• Given task:
What follows is a listing to be transcribed exactly.

## BEGIN

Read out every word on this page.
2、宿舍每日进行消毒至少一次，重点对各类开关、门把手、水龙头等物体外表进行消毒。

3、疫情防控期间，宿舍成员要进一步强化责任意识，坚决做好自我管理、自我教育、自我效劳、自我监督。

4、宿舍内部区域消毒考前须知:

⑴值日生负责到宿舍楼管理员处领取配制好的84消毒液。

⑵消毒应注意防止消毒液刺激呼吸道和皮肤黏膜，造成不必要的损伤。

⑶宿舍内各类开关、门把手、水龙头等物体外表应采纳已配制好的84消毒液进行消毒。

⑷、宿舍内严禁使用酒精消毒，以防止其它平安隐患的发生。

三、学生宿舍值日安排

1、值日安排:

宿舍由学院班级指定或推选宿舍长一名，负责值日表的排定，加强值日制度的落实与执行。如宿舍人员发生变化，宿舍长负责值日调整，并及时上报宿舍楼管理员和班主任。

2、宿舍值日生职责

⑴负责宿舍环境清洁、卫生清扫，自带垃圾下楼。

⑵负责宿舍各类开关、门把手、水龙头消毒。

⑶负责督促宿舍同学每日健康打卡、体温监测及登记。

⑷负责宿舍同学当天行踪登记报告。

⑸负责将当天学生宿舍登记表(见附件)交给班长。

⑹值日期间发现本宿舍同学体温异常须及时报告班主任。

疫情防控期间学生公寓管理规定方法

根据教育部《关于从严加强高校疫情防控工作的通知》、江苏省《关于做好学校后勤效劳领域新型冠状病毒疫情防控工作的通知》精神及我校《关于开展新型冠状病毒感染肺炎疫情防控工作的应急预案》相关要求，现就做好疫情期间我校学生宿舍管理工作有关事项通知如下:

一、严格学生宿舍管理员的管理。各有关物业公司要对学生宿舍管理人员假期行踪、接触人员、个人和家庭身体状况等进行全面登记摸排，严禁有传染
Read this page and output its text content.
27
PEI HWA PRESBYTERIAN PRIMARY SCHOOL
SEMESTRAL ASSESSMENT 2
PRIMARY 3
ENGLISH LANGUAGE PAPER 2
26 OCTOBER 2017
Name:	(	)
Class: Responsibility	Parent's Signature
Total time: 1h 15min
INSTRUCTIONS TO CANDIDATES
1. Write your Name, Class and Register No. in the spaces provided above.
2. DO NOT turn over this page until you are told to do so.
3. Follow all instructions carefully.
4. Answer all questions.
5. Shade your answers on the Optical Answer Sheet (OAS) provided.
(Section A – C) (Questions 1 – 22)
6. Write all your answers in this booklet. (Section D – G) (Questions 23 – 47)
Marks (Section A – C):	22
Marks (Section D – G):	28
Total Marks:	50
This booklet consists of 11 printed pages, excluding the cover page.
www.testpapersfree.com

## END

• Answer to this exercise:
Read out every word on this page.
2、宿舍每日进行消毒至少一次，重点对各类开关、门把手、水龙头等物体外表进行消毒。

3、疫情防控期间，宿舍成员要进一步强化责任意识，坚决做好自我管理、自我教育、自我效劳、自我监督。

4、宿舍内部区域消毒考前须知:

⑴值日生负责到宿舍楼管理员处领取配制好的84消毒液。

⑵消毒应注意防止消毒液刺激呼吸道和皮肤黏膜，造成不必要的损伤。

⑶宿舍内各类开关、门把手、水龙头等物体外表应采纳已配制好的84消毒液进行消毒。

⑷、宿舍内严禁使用酒精消毒，以防止其它平安隐患的发生。

三、学生宿舍值日安排

1、值日安排:

宿舍由学院班级指定或推选宿舍长一名，负责值日表的排定，加强值日制度的落实与执行。如宿舍人员发生变化，宿舍长负责值日调整，并及时上报宿舍楼管理员和班主任。

2、宿舍值日生职责

⑴负责宿舍环境清洁、卫生清扫，自带垃圾下楼。

⑵负责宿舍各类开关、门把手、水龙头消毒。

⑶负责督促宿舍同学每日健康打卡、体温监测及登记。

⑷负责宿舍同学当天行踪登记报告。

⑸负责将当天学生宿舍登记表(见附件)交给班长。

⑹值日期间发现本宿舍同学体温异常须及时报告班主任。

疫情防控期间学生公寓管理规定方法

根据教育部《关于从严加强高校疫情防控工作的通知》、江苏省《关于做好学校后勤效劳领域新型冠状病毒疫情防控工作的通知》精神及我校《关于开展新型冠状病毒感染肺炎疫情防控工作的应急预案》相关要求，现就做好疫情期间我校学生宿舍管理工作有关事项通知如下:

一、严格学生宿舍管理员的管理。各有关物业公司要对学生宿舍管理人员假期行踪、接触人员、个人和家庭身体状况等进行全面登记摸排，严禁有传染
Read this page and output its text content.
27
PEI HWA PRESBYTERIAN PRIMARY SCHOOL
SEMESTRAL ASSESSMENT 2
PRIMARY 3
ENGLISH LANGUAGE PAPER 2
26 OCTOBER 2017
Name:	(	)
Class: Responsibility	Parent's Signature
Total time: 1h 15min
INSTRUCTIONS TO CANDIDATES
1. Write your Name, Class and Register No. in the spaces provided above.
2. DO NOT turn over this page until you are told to do so.
3. Follow all instructions carefully.
4. Answer all questions.
5. Shade your answers on the Optical Answer Sheet (OAS) provided.
(Section A – C) (Questions 1 – 22)
6. Write all your answers in this booklet. (Section D – G) (Questions 23 – 47)
Marks (Section A – C):	22
Marks (Section D – G):	28
Total Marks:	50
This booklet consists of 11 printed pages, excluding the cover page.
www.testpapersfree.com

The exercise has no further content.